* _WORK TO DO_: Pick up the article on the May PCE inflation report after its last sentence and write the next part.

* _SELECTION_:
An arrow going up with inflation written on blocks below it.

Image source: Getty Images.

What did the PCE inflation report say?

Inflation, as measured by the PCE price index, rose 0.4% in May, matching April and beating expectations of 0.5% growth. Core inflation, which excludes food and energy, was up 0.3%, compared to 0.2% in April. On an annual basis, the PCE index was up 4.1%, increasing from 3.8% in April, while core PCE rose 3.4%.

The inflation rate has clearly inflected since the war in Iran began, though core inflation has grown less slowly since it excludes energy prices.

Investors shrugged off the numbers as the S&P 500 was near flat around noon today. The market seemed focused instead on the impact of the memory shortage after Micron delivered another blowout earnings report last night, and Apple stock was down after announcing price hikes to pass on higher memory and storage costs.

What it means for investors

Investors tend to keep an eye on the PCE because the Federal Reserve monitors it to make interest rate decisions.

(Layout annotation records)

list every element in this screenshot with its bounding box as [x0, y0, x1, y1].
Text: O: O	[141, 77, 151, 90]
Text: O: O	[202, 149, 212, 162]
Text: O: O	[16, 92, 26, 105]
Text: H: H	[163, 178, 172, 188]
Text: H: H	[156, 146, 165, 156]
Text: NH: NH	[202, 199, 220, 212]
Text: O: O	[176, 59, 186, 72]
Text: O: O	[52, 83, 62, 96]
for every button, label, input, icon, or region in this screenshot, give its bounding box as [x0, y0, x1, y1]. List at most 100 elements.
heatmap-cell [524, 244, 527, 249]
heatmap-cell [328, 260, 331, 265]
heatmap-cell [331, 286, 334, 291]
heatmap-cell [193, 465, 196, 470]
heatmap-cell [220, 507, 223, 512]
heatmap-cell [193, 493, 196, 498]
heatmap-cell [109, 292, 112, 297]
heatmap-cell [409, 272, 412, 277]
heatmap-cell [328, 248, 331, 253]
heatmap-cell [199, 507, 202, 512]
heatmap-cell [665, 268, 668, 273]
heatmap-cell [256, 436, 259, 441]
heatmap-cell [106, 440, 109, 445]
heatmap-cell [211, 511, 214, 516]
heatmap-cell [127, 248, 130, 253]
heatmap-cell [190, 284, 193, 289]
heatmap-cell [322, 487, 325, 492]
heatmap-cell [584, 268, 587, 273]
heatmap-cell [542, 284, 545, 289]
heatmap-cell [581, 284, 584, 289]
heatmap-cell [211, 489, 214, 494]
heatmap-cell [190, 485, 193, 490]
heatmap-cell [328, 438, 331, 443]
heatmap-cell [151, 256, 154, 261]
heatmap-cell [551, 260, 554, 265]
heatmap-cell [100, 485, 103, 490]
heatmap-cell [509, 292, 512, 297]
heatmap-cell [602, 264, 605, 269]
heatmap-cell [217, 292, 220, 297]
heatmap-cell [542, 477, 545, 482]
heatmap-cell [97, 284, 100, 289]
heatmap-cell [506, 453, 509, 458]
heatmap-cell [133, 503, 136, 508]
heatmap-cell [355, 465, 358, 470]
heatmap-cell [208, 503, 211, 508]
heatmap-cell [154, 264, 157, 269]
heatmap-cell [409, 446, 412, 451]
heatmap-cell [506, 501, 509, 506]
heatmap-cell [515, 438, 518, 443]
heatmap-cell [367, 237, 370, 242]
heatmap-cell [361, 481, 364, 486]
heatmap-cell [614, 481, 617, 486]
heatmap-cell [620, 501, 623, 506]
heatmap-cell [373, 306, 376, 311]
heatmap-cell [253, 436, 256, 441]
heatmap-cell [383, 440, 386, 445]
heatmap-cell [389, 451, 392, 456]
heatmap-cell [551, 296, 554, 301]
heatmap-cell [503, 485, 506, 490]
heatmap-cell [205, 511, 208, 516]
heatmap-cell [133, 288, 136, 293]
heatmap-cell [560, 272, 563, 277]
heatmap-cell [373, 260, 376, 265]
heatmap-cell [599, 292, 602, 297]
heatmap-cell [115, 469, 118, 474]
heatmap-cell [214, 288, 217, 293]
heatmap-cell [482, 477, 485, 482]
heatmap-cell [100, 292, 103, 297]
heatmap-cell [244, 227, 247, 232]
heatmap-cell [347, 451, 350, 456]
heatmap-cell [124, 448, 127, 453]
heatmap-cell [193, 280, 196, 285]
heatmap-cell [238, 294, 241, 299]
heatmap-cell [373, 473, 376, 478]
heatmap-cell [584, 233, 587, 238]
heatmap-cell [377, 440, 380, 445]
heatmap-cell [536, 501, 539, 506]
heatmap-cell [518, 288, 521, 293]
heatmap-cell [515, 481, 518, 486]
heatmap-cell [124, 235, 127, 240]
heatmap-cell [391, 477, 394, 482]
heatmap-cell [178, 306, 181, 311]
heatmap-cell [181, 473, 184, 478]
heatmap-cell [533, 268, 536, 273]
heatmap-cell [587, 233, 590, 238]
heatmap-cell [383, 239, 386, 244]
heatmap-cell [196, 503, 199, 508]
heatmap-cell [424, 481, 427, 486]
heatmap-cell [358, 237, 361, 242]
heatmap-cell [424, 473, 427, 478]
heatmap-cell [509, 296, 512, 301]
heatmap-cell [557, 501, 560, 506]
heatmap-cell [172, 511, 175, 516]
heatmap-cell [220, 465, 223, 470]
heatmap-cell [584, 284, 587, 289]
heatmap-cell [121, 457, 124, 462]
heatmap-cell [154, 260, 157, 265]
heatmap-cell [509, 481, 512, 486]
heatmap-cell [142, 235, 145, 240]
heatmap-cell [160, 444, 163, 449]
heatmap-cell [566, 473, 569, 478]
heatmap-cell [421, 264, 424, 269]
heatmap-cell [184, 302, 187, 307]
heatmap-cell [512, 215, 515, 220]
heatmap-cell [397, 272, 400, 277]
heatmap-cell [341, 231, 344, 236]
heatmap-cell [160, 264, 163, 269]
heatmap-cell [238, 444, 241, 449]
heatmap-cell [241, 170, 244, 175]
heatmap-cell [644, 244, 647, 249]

* _ANSWER TO THIS PROBLEM_:
In its “dot plot” forecast earlier this month, the Fed said it now expects one rate hike this year, up from a forecast in March of one rate cut. It also said that it expected PCE inflation to end the year at 3.3%.

Right now, there’s a lot of uncertainty in both inflation and where interest rates are headed.

Oil prices, which have been the primary driver of inflation, have started to come down since President Trump announced an end to the war earlier this month, though the status of the Strait of Hormuz remains uncertain. Brent crude prices are now at their lowest since the war broke out, trading around $72 a barrel, suggesting traders are confident the war is winding down, and the Strait will reopen.

If that’s true, it also means that inflation is less of a concern than it normally would be, since it’s expected to come down modestly in June, according to forecast from the Cleveland Fed.

Inflation tends to make an interest rate hike more likely, but there’s also additional uncertainty around rate hikes due to new Fed Chair Kevin Warsh, who has tamped down the need for forecasts and believes the Fed should say less about what it thinks. Warsh even refused to give his own forecast for the dot plot.

Overall, inflation deserves monitoring from investors, but given the decline in oil prices and the Fed’s lack of clarity, it’s less of a factor than it normally would be. Still, if the situation in the Middle East changes and oil prices start rising again, don’t be surprised if future PCE reports swing markets.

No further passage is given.